WHAT YOU HAVE TO DO
Each record must be reproduced exactly as it is shown.

* * * * * * *

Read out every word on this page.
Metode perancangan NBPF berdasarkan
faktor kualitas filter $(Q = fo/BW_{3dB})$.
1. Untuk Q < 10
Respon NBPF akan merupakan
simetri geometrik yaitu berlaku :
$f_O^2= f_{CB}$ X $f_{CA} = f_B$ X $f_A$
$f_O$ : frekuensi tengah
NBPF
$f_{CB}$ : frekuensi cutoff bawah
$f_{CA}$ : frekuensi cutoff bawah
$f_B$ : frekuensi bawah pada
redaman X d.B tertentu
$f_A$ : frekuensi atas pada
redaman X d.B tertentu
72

* * * * * * *

ANSWER FOR THE TASK
Read out every word on this page.
Metode perancangan NBPF berdasarkan
faktor kualitas filter $(Q = fo/BW_{3dB})$.
1. Untuk Q < 10
Respon NBPF akan merupakan
simetri geometrik yaitu berlaku :
$f_O^2= f_{CB}$ X $f_{CA} = f_B$ X $f_A$
$f_O$ : frekuensi tengah
NBPF
$f_{CB}$ : frekuensi cutoff bawah
$f_{CA}$ : frekuensi cutoff bawah
$f_B$ : frekuensi bawah pada
redaman X d.B tertentu
$f_A$ : frekuensi atas pada
redaman X d.B tertentu
72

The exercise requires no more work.